Exercise goal:
Below are some records. Say in a single number how many of their lines include the word "five".

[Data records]
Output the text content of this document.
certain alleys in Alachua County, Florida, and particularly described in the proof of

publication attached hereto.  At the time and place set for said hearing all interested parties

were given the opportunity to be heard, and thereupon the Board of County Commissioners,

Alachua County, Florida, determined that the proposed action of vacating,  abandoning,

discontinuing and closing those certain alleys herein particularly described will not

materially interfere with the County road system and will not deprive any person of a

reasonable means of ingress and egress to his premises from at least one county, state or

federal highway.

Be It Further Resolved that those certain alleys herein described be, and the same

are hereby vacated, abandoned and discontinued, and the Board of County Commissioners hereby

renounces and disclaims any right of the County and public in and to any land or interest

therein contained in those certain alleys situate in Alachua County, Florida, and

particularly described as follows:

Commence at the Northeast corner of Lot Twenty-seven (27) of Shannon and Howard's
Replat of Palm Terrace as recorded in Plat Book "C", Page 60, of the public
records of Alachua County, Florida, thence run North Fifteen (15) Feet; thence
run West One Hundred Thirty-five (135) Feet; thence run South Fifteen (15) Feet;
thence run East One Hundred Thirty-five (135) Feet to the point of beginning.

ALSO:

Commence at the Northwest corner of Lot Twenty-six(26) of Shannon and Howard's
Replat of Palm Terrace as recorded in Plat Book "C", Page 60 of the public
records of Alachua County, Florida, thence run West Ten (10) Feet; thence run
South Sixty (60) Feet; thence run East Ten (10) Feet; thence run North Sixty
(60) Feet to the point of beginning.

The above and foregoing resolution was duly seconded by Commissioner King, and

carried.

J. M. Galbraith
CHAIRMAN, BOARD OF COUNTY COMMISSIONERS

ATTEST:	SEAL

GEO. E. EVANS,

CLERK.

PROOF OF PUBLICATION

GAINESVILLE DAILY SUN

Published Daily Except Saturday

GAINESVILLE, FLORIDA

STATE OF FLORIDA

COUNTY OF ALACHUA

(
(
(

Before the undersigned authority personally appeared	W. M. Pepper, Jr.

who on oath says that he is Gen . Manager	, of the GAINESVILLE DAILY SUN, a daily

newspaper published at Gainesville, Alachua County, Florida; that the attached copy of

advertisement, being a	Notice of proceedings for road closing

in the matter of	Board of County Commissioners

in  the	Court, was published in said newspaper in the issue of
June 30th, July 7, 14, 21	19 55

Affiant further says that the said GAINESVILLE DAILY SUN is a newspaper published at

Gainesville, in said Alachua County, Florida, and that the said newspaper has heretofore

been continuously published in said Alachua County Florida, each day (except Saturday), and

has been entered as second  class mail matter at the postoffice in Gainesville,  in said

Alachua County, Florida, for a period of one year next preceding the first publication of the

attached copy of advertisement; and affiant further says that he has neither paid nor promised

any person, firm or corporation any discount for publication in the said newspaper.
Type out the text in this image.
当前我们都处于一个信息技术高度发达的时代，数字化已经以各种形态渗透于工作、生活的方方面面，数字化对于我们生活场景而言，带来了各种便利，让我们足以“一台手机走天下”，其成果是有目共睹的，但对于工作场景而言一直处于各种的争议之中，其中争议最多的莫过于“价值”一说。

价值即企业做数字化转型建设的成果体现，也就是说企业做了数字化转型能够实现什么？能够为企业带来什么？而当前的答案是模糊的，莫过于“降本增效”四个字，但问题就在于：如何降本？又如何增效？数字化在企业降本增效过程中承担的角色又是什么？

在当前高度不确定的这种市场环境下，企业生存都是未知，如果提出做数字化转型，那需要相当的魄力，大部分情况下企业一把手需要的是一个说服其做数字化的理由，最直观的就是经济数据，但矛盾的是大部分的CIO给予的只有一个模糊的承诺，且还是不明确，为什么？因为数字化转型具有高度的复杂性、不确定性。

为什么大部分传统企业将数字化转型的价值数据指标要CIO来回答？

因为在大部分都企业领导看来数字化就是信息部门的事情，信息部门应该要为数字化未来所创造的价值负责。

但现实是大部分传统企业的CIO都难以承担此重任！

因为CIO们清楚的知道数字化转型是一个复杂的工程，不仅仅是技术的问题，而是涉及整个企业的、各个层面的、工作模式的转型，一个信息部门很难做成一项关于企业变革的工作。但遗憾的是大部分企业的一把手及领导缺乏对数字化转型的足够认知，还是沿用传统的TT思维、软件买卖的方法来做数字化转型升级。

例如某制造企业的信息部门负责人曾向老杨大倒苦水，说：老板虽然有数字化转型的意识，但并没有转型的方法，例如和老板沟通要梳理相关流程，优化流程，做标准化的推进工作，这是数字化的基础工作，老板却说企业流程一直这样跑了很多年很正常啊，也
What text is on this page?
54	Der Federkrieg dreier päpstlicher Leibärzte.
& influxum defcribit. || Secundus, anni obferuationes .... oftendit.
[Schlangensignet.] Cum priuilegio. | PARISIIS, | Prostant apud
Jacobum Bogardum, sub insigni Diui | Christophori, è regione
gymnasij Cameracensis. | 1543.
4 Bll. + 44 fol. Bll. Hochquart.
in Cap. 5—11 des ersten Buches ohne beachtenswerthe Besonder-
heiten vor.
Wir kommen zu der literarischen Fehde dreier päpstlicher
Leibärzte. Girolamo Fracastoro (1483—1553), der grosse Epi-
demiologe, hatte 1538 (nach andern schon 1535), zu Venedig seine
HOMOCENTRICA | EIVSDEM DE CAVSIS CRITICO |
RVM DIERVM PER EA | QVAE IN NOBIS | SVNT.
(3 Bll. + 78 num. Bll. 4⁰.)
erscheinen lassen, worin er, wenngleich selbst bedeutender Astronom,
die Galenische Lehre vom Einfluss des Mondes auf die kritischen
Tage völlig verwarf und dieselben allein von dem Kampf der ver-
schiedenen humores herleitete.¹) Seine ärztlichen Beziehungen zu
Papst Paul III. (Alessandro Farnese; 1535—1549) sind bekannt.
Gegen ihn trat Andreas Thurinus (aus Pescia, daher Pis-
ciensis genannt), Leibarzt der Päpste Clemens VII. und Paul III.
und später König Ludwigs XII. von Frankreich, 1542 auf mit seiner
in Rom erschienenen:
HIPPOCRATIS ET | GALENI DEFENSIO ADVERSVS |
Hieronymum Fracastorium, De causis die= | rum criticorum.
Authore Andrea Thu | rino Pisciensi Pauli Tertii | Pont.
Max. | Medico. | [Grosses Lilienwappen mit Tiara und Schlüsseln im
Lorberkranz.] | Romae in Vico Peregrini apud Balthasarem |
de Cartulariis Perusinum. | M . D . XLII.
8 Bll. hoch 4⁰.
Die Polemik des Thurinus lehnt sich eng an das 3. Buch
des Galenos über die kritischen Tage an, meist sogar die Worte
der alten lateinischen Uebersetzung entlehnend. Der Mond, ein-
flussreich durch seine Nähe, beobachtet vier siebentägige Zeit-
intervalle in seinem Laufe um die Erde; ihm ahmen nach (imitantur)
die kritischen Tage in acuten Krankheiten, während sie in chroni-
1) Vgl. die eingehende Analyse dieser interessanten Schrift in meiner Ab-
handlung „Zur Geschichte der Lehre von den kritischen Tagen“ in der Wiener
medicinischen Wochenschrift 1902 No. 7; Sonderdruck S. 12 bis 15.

The completed task:
2